Scan the lines below for the word "STATE". Copy each line you find it in.

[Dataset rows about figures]
[BEGIN]
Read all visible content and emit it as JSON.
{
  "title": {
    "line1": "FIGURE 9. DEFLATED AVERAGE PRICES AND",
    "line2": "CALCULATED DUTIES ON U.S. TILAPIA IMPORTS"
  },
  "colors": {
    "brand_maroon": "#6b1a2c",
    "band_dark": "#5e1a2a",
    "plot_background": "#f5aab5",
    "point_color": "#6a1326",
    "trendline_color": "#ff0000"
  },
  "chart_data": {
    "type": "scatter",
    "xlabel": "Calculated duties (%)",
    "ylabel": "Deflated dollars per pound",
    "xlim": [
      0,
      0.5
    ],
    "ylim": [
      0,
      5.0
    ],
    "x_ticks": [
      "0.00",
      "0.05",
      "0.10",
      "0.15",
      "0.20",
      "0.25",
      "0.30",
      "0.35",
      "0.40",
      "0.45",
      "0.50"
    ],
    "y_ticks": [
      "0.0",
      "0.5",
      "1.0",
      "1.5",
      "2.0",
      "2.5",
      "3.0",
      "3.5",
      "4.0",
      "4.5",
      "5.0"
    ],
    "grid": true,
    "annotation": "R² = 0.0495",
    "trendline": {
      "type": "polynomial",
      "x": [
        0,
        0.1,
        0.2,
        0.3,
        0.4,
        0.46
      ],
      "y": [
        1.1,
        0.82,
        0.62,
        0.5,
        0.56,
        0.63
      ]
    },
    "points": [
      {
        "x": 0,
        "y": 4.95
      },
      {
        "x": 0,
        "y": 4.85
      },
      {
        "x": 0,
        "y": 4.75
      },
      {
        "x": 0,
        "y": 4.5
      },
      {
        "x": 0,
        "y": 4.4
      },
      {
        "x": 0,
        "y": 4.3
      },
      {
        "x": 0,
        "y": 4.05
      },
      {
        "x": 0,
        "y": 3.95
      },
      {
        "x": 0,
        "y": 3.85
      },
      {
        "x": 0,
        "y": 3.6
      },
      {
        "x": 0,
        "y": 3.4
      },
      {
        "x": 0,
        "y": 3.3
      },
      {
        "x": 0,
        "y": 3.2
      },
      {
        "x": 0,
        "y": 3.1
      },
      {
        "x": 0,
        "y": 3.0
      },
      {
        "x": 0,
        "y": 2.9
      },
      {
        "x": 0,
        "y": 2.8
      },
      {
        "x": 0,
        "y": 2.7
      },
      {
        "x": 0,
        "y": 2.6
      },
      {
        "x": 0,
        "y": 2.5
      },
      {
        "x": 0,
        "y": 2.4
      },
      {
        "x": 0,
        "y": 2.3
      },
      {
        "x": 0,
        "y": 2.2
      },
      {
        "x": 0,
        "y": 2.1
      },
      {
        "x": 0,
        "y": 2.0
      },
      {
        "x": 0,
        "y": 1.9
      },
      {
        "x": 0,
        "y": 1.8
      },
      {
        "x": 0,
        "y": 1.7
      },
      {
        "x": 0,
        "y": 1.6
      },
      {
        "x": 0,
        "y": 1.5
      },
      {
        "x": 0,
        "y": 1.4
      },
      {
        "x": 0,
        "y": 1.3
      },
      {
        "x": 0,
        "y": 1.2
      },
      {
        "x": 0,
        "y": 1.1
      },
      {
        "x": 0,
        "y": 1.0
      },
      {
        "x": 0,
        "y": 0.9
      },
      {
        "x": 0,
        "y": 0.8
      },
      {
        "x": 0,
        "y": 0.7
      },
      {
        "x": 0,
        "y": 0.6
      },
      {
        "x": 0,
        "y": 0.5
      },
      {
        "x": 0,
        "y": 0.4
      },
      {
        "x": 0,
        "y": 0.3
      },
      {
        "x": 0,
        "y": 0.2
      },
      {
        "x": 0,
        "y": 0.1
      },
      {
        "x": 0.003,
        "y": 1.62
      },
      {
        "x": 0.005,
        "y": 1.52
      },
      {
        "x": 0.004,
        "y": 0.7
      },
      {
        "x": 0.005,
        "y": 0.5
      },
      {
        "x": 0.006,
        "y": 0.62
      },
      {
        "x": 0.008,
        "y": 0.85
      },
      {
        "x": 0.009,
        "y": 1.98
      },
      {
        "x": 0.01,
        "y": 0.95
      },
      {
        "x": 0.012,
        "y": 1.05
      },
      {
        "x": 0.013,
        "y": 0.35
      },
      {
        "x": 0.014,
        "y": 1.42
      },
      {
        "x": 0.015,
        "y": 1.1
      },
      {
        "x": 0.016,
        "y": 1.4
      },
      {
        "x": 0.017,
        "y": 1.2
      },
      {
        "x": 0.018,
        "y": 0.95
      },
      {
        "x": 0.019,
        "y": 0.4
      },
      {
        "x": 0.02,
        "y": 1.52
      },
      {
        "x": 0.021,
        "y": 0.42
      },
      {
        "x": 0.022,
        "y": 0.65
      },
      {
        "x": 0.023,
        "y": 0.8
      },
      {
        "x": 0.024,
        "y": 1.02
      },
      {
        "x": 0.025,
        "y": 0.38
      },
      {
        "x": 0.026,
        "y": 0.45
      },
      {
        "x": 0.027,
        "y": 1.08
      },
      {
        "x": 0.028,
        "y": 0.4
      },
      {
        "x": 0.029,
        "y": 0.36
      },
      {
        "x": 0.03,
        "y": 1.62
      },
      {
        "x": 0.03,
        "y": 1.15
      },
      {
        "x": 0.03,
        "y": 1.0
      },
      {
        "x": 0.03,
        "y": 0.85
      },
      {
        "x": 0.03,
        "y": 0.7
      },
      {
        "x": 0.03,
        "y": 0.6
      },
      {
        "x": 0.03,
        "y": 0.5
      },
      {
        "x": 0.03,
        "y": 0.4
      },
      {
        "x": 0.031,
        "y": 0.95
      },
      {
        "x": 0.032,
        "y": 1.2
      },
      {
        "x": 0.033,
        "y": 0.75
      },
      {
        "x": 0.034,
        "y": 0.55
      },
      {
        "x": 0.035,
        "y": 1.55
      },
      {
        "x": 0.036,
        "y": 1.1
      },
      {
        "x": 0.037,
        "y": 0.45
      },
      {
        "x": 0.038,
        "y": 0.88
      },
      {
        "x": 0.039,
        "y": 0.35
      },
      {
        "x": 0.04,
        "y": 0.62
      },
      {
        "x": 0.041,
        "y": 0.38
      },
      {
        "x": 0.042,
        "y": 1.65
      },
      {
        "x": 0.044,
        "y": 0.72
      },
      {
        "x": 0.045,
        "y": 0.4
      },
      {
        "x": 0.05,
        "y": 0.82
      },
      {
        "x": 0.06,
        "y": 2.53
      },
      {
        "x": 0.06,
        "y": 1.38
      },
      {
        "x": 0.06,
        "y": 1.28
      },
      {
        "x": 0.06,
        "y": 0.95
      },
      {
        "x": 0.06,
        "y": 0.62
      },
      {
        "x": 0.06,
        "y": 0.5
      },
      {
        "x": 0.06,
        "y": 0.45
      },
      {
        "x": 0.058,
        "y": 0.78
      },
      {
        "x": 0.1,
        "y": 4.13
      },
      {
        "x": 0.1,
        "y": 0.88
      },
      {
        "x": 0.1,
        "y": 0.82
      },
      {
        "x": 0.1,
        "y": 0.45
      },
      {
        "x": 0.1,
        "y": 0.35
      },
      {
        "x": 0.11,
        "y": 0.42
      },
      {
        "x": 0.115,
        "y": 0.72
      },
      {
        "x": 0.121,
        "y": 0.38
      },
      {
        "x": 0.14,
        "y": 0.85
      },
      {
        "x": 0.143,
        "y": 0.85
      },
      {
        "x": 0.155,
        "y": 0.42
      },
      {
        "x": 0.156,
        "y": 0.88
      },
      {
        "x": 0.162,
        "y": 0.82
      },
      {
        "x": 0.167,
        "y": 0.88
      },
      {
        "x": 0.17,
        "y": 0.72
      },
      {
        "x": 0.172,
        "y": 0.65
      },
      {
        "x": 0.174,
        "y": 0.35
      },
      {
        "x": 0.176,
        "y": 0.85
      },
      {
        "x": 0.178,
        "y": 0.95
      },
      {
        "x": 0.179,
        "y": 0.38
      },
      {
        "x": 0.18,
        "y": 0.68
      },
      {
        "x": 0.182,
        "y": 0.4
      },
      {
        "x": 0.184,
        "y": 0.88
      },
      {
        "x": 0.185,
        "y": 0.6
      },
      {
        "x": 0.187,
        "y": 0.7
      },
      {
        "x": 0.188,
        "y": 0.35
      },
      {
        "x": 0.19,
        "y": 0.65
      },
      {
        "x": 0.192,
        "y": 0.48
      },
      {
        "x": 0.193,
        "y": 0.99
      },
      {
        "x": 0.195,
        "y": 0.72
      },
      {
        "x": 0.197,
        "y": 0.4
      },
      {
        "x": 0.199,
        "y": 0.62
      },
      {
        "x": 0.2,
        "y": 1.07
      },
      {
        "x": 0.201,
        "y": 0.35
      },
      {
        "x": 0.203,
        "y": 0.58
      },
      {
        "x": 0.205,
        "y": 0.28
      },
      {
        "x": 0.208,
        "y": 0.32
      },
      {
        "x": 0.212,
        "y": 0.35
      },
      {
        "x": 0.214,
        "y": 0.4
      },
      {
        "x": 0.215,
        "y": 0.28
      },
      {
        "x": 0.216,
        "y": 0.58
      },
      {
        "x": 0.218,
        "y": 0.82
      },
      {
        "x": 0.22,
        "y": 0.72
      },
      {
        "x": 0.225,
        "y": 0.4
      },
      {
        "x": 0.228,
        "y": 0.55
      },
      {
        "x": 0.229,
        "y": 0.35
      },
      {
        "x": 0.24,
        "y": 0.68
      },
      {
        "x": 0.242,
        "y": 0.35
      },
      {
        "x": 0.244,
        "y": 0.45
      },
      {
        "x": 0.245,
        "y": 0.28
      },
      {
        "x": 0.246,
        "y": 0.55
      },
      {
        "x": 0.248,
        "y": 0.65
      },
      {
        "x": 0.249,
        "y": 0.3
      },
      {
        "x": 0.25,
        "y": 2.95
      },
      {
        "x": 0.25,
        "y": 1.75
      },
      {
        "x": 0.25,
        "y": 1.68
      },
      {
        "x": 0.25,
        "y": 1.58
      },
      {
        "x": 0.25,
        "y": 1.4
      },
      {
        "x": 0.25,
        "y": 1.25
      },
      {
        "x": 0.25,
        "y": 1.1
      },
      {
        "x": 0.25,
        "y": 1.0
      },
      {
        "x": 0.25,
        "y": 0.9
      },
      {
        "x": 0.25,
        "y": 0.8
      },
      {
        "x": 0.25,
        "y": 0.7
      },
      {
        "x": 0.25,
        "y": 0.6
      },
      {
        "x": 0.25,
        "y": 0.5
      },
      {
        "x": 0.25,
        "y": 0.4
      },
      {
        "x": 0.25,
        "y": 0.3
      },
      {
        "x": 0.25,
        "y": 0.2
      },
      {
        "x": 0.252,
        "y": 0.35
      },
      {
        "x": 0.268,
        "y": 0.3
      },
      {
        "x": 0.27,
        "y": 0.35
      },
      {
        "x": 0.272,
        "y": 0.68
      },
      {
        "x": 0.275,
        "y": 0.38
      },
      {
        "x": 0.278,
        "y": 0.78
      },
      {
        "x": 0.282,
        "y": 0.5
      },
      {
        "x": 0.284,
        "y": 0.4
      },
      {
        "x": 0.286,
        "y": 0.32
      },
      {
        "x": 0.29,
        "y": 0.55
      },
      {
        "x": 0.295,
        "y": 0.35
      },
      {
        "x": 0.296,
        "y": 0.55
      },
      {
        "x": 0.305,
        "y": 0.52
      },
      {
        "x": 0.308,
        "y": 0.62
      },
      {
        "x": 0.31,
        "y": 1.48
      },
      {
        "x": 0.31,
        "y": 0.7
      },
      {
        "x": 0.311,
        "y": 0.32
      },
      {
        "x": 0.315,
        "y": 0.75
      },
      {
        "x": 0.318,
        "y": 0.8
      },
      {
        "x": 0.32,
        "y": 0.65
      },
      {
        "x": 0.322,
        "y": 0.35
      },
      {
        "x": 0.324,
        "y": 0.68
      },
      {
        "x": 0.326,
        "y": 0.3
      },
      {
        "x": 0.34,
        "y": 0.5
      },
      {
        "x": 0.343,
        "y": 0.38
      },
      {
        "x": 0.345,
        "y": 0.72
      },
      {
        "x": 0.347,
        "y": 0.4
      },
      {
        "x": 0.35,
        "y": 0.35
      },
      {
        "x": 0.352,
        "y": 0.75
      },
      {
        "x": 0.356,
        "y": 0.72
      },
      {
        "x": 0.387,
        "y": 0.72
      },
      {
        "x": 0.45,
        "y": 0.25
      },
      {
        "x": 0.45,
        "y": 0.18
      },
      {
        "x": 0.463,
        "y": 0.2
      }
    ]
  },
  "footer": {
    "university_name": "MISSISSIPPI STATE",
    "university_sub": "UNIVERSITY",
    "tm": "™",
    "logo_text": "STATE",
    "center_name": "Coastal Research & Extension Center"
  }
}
[END]
## Output of the task:
    "university_name": "MISSISSIPPI STATE",
    "logo_text": "STATE",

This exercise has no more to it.